Exercise:
Return the material word for word. Do not include the pictures.

** Start of Given entries **

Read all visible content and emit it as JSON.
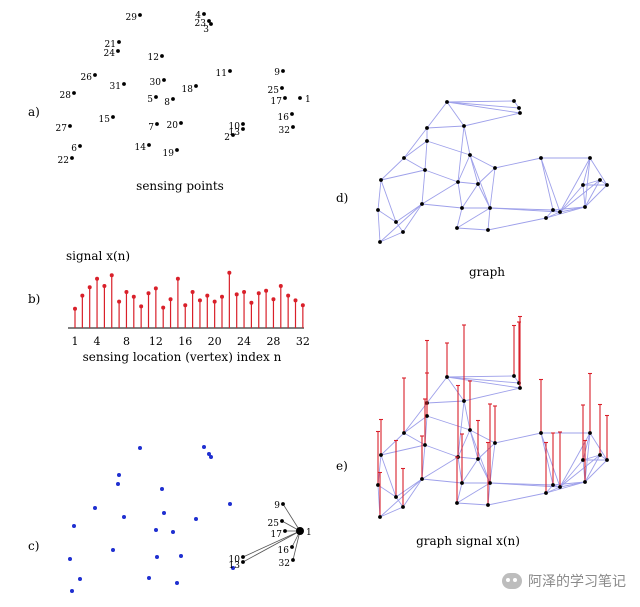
{
  "panels": {
    "a": {
      "letter": "a)",
      "caption": "sensing points"
    },
    "b": {
      "letter": "b)",
      "signal_label": "signal x(n)",
      "axis_label": "sensing location (vertex) index n",
      "ticks": [
        "1",
        "4",
        "8",
        "12",
        "16",
        "20",
        "24",
        "28",
        "32"
      ]
    },
    "c": {
      "letter": "c)"
    },
    "d": {
      "letter": "d)",
      "caption": "graph"
    },
    "e": {
      "letter": "e)",
      "caption": "graph signal x(n)"
    }
  },
  "points": [
    {
      "id": "1"
    },
    {
      "id": "2"
    },
    {
      "id": "3"
    },
    {
      "id": "4"
    },
    {
      "id": "5"
    },
    {
      "id": "6"
    },
    {
      "id": "7"
    },
    {
      "id": "8"
    },
    {
      "id": "9"
    },
    {
      "id": "10"
    },
    {
      "id": "11"
    },
    {
      "id": "12"
    },
    {
      "id": "13"
    },
    {
      "id": "14"
    },
    {
      "id": "15"
    },
    {
      "id": "16"
    },
    {
      "id": "17"
    },
    {
      "id": "18"
    },
    {
      "id": "19"
    },
    {
      "id": "20"
    },
    {
      "id": "21"
    },
    {
      "id": "22"
    },
    {
      "id": "23"
    },
    {
      "id": "24"
    },
    {
      "id": "25"
    },
    {
      "id": "26"
    },
    {
      "id": "27"
    },
    {
      "id": "28"
    },
    {
      "id": "29"
    },
    {
      "id": "30"
    },
    {
      "id": "31"
    },
    {
      "id": "32"
    }
  ],
  "neighbors_of_1": [
    "9",
    "25",
    "17",
    "16",
    "13",
    "10",
    "32"
  ],
  "highlight_vertex": "1",
  "signal_values": [
    0.32,
    0.54,
    0.68,
    0.82,
    0.7,
    0.88,
    0.44,
    0.6,
    0.52,
    0.36,
    0.58,
    0.66,
    0.34,
    0.48,
    0.82,
    0.38,
    0.6,
    0.46,
    0.54,
    0.44,
    0.52,
    0.92,
    0.56,
    0.6,
    0.42,
    0.58,
    0.62,
    0.48,
    0.7,
    0.54,
    0.46,
    0.38
  ],
  "watermark": "阿泽的学习笔记",
  "colors": {
    "signal": "#d9202a",
    "edge": "#9ea0ea",
    "node": "#000000",
    "blue_node": "#1f2fd0"
  }
}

** End of Given entries **

Response to the task:
Read all visible content and emit it as JSON.
{
  "panels": {
    "a": {
      "letter": "a)",
      "caption": "sensing points"
    },
    "b": {
      "letter": "b)",
      "signal_label": "signal x(n)",
      "axis_label": "sensing location (vertex) index n",
      "ticks": [
        "1",
        "4",
        "8",
        "12",
        "16",
        "20",
        "24",
        "28",
        "32"
      ]
    },
    "c": {
      "letter": "c)"
    },
    "d": {
      "letter": "d)",
      "caption": "graph"
    },
    "e": {
      "letter": "e)",
      "caption": "graph signal x(n)"
    }
  },
  "points": [
    {
      "id": "1"
    },
    {
      "id": "2"
    },
    {
      "id": "3"
    },
    {
      "id": "4"
    },
    {
      "id": "5"
    },
    {
      "id": "6"
    },
    {
      "id": "7"
    },
    {
      "id": "8"
    },
    {
      "id": "9"
    },
    {
      "id": "10"
    },
    {
      "id": "11"
    },
    {
      "id": "12"
    },
    {
      "id": "13"
    },
    {
      "id": "14"
    },
    {
      "id": "15"
    },
    {
      "id": "16"
    },
    {
      "id": "17"
    },
    {
      "id": "18"
    },
    {
      "id": "19"
    },
    {
      "id": "20"
    },
    {
      "id": "21"
    },
    {
      "id": "22"
    },
    {
      "id": "23"
    },
    {
      "id": "24"
    },
    {
      "id": "25"
    },
    {
      "id": "26"
    },
    {
      "id": "27"
    },
    {
      "id": "28"
    },
    {
      "id": "29"
    },
    {
      "id": "30"
    },
    {
      "id": "31"
    },
    {
      "id": "32"
    }
  ],
  "neighbors_of_1": [
    "9",
    "25",
    "17",
    "16",
    "13",
    "10",
    "32"
  ],
  "highlight_vertex": "1",
  "signal_values": [
    0.32,
    0.54,
    0.68,
    0.82,
    0.7,
    0.88,
    0.44,
    0.6,
    0.52,
    0.36,
    0.58,
    0.66,
    0.34,
    0.48,
    0.82,
    0.38,
    0.6,
    0.46,
    0.54,
    0.44,
    0.52,
    0.92,
    0.56,
    0.6,
    0.42,
    0.58,
    0.62,
    0.48,
    0.7,
    0.54,
    0.46,
    0.38
  ],
  "watermark": "阿泽的学习笔记",
  "colors": {
    "signal": "#d9202a",
    "edge": "#9ea0ea",
    "node": "#000000",
    "blue_node": "#1f2fd0"
  }
}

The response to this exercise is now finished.